START
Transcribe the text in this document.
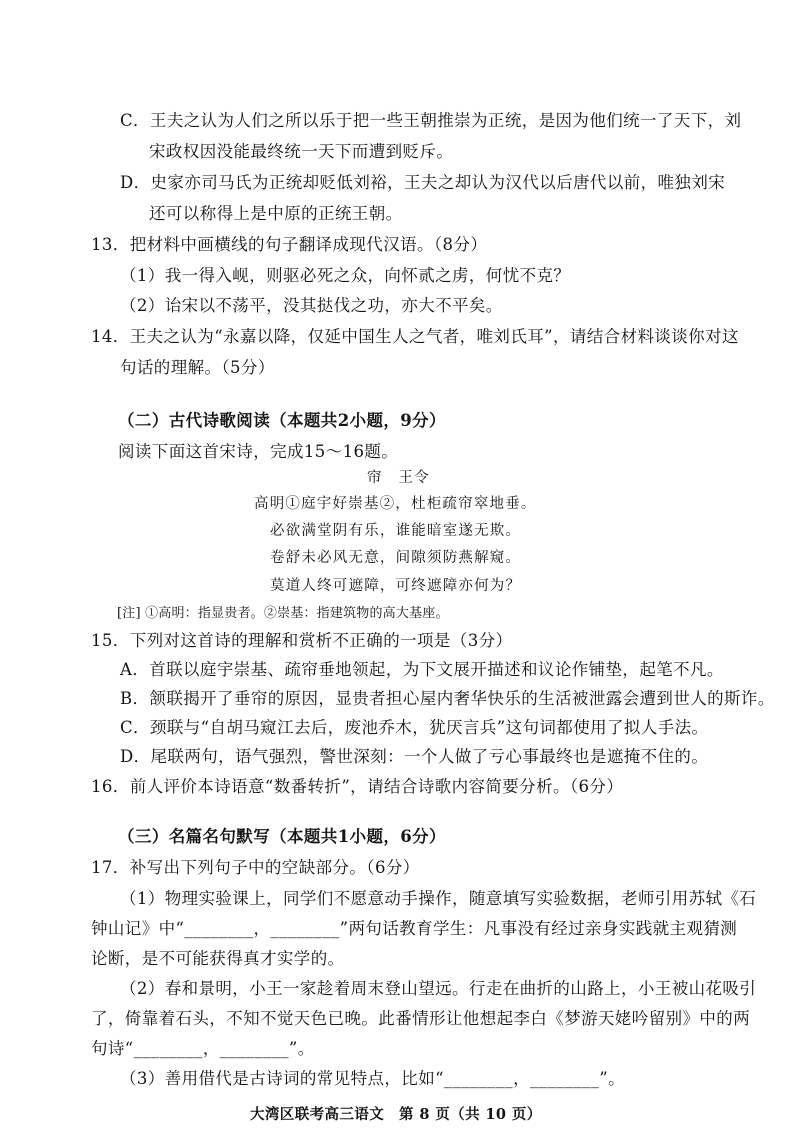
C．王夫之认为人们之所以乐于把一些王朝推崇为正统，是因为他们统一了天下，刘
宋政权因没能最终统一天下而遭到贬斥。
D．史家亦司马氏为正统却贬低刘裕，王夫之却认为汉代以后唐代以前，唯独刘宋
还可以称得上是中原的正统王朝。
13．把材料中画横线的句子翻译成现代汉语。（8分）
（1）我一得入岘，则驱必死之众，向怀贰之虏，何忧不克？
（2）诒宋以不荡平，没其挞伐之功，亦大不平矣。
14．王夫之认为“永嘉以降，仅延中国生人之气者，唯刘氏耳”，请结合材料谈谈你对这
句话的理解。（5分）
（二）古代诗歌阅读（本题共2小题，9分）
阅读下面这首宋诗，完成15～16题。
帘　王令
高明①庭宇好崇基②，杜柜疏帘窣地垂。
必欲满堂阴有乐，谁能暗室遂无欺。
卷舒未必风无意，间隙须防燕解窥。
莫道人终可遮障，可终遮障亦何为？
[注] ①高明：指显贵者。②崇基：指建筑物的高大基座。
15．下列对这首诗的理解和赏析不正确的一项是（3分）
A．首联以庭宇崇基、疏帘垂地领起，为下文展开描述和议论作铺垫，起笔不凡。
B．颔联揭开了垂帘的原因，显贵者担心屋内奢华快乐的生活被泄露会遭到世人的斯诈。
C．颈联与“自胡马窥江去后，废池乔木，犹厌言兵”这句词都使用了拟人手法。
D．尾联两句，语气强烈，警世深刻：一个人做了亏心事最终也是遮掩不住的。
16．前人评价本诗语意“数番转折”，请结合诗歌内容简要分析。（6分）
（三）名篇名句默写（本题共1小题，6分）
17．补写出下列句子中的空缺部分。（6分）
（1）物理实验课上，同学们不愿意动手操作，随意填写实验数据，老师引用苏轼《石
钟山记》中“________，________”两句话教育学生：凡事没有经过亲身实践就主观猜测
论断，是不可能获得真才实学的。
（2）春和景明，小王一家趁着周末登山望远。行走在曲折的山路上，小王被山花吸引
了，倚靠着石头，不知不觉天色已晚。此番情形让他想起李白《梦游天姥吟留别》中的两
句诗“________，________”。
（3）善用借代是古诗词的常见特点，比如“________，________”。
大湾区联考高三语文　第 8 页（共 10 页）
END
▶ **Stated task**:
Transcribe each entry precisely as given, leaving the pictures out.

▶ **Finished task**:
Transcribe the text in this document.
C．王夫之认为人们之所以乐于把一些王朝推崇为正统，是因为他们统一了天下，刘
宋政权因没能最终统一天下而遭到贬斥。
D．史家亦司马氏为正统却贬低刘裕，王夫之却认为汉代以后唐代以前，唯独刘宋
还可以称得上是中原的正统王朝。
13．把材料中画横线的句子翻译成现代汉语。（8分）
（1）我一得入岘，则驱必死之众，向怀贰之虏，何忧不克？
（2）诒宋以不荡平，没其挞伐之功，亦大不平矣。
14．王夫之认为“永嘉以降，仅延中国生人之气者，唯刘氏耳”，请结合材料谈谈你对这
句话的理解。（5分）
（二）古代诗歌阅读（本题共2小题，9分）
阅读下面这首宋诗，完成15～16题。
帘　王令
高明①庭宇好崇基②，杜柜疏帘窣地垂。
必欲满堂阴有乐，谁能暗室遂无欺。
卷舒未必风无意，间隙须防燕解窥。
莫道人终可遮障，可终遮障亦何为？
[注] ①高明：指显贵者。②崇基：指建筑物的高大基座。
15．下列对这首诗的理解和赏析不正确的一项是（3分）
A．首联以庭宇崇基、疏帘垂地领起，为下文展开描述和议论作铺垫，起笔不凡。
B．颔联揭开了垂帘的原因，显贵者担心屋内奢华快乐的生活被泄露会遭到世人的斯诈。
C．颈联与“自胡马窥江去后，废池乔木，犹厌言兵”这句词都使用了拟人手法。
D．尾联两句，语气强烈，警世深刻：一个人做了亏心事最终也是遮掩不住的。
16．前人评价本诗语意“数番转折”，请结合诗歌内容简要分析。（6分）
（三）名篇名句默写（本题共1小题，6分）
17．补写出下列句子中的空缺部分。（6分）
（1）物理实验课上，同学们不愿意动手操作，随意填写实验数据，老师引用苏轼《石
钟山记》中“________，________”两句话教育学生：凡事没有经过亲身实践就主观猜测
论断，是不可能获得真才实学的。
（2）春和景明，小王一家趁着周末登山望远。行走在曲折的山路上，小王被山花吸引
了，倚靠着石头，不知不觉天色已晚。此番情形让他想起李白《梦游天姥吟留别》中的两
句诗“________，________”。
（3）善用借代是古诗词的常见特点，比如“________，________”。
大湾区联考高三语文　第 8 页（共 10 页）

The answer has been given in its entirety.